Return all of the entries exactly, with nothing added or left out.

------------

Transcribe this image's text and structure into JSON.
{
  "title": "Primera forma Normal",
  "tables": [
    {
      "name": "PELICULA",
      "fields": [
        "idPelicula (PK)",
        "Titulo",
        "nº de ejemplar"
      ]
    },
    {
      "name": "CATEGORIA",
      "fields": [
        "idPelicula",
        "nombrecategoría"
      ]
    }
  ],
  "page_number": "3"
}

------------

COMPLETE OUTPUT »
Transcribe this image's text and structure into JSON.
{
  "title": "Primera forma Normal",
  "tables": [
    {
      "name": "PELICULA",
      "fields": [
        "idPelicula (PK)",
        "Titulo",
        "nº de ejemplar"
      ]
    },
    {
      "name": "CATEGORIA",
      "fields": [
        "idPelicula",
        "nombrecategoría"
      ]
    }
  ],
  "page_number": "3"
}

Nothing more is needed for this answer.